▶ [Exercise objective] Extract every line that contains the string "BTCUSD".

*** Supplied material ***

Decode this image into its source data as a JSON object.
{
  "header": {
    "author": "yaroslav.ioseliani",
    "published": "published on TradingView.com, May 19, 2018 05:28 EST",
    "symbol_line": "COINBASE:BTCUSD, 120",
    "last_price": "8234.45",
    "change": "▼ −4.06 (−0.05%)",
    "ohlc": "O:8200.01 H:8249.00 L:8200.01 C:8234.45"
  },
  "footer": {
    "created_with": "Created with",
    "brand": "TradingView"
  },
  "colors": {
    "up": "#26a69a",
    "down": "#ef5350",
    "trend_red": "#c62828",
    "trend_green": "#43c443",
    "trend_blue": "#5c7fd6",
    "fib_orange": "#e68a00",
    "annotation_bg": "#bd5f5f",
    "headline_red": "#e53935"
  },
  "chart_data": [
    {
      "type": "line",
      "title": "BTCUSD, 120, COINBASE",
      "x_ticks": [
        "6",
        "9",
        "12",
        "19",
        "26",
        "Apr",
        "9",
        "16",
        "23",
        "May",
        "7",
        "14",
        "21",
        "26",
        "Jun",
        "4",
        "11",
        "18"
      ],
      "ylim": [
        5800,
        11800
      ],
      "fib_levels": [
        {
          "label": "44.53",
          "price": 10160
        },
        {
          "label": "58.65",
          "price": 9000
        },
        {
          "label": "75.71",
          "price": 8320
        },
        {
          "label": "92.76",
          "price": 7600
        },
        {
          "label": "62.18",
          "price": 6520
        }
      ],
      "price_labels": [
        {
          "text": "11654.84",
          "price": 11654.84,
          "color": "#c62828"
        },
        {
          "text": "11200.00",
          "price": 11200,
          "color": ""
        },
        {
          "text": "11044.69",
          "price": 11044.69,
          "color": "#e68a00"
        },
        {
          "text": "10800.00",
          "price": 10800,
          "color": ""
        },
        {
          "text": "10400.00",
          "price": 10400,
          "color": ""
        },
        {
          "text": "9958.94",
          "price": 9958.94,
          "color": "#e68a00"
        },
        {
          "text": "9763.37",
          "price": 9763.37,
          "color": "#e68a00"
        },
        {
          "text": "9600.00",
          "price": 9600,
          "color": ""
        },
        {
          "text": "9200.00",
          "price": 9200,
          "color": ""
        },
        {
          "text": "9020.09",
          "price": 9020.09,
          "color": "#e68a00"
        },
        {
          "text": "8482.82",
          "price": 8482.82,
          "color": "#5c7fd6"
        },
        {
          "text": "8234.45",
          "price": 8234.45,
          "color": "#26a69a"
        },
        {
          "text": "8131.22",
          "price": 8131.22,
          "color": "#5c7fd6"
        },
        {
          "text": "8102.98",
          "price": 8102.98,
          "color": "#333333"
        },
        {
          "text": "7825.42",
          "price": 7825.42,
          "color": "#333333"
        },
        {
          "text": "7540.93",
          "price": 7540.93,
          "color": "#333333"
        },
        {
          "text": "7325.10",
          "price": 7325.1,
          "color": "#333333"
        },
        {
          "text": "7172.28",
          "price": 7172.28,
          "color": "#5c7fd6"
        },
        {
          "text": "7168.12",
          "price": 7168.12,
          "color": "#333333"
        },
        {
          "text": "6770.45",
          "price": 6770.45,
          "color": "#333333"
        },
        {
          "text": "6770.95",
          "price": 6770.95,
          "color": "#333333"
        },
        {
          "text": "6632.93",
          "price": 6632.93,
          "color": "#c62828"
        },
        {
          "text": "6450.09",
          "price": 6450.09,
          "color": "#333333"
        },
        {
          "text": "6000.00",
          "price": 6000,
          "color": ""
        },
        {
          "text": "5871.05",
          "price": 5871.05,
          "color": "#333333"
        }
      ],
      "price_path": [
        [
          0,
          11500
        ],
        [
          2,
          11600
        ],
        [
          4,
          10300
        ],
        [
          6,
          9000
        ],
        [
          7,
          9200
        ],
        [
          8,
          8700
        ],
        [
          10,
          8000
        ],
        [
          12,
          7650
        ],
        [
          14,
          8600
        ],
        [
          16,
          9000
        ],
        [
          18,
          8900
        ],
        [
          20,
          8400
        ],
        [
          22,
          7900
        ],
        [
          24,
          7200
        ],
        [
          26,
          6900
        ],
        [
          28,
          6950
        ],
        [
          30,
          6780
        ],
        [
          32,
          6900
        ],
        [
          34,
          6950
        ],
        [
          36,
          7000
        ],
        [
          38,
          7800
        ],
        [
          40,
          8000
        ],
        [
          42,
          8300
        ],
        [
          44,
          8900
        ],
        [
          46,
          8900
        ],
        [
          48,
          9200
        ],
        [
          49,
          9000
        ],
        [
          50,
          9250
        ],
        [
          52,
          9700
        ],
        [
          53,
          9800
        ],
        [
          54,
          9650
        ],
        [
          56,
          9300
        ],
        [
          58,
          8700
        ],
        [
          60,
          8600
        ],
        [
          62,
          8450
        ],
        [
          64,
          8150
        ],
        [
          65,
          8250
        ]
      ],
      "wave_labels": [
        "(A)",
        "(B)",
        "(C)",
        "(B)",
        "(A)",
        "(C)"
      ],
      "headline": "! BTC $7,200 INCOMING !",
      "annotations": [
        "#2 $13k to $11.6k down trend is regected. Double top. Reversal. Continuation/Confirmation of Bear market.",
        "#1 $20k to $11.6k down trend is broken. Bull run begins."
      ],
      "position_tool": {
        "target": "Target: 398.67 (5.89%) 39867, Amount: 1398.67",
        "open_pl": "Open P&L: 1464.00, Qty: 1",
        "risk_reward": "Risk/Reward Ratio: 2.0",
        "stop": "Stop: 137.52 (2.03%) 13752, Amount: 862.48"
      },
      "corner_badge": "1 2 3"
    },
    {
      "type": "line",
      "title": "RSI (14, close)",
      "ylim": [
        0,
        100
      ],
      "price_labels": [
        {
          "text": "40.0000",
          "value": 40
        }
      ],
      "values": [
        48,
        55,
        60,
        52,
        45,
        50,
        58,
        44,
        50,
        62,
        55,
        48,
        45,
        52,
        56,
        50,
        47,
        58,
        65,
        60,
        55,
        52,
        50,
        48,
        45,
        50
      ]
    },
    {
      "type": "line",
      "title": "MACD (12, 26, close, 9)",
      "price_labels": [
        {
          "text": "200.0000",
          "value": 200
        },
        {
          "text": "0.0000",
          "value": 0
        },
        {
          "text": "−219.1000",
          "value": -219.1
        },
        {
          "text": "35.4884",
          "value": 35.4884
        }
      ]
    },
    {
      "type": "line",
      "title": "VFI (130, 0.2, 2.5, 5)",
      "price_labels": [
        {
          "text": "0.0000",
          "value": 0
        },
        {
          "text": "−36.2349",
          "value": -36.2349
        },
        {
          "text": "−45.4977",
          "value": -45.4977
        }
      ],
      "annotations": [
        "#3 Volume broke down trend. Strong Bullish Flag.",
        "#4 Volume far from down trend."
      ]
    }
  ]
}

***

▶ [Written answer]
    "symbol_line": "COINBASE:BTCUSD, 120",
      "title": "BTCUSD, 120, COINBASE",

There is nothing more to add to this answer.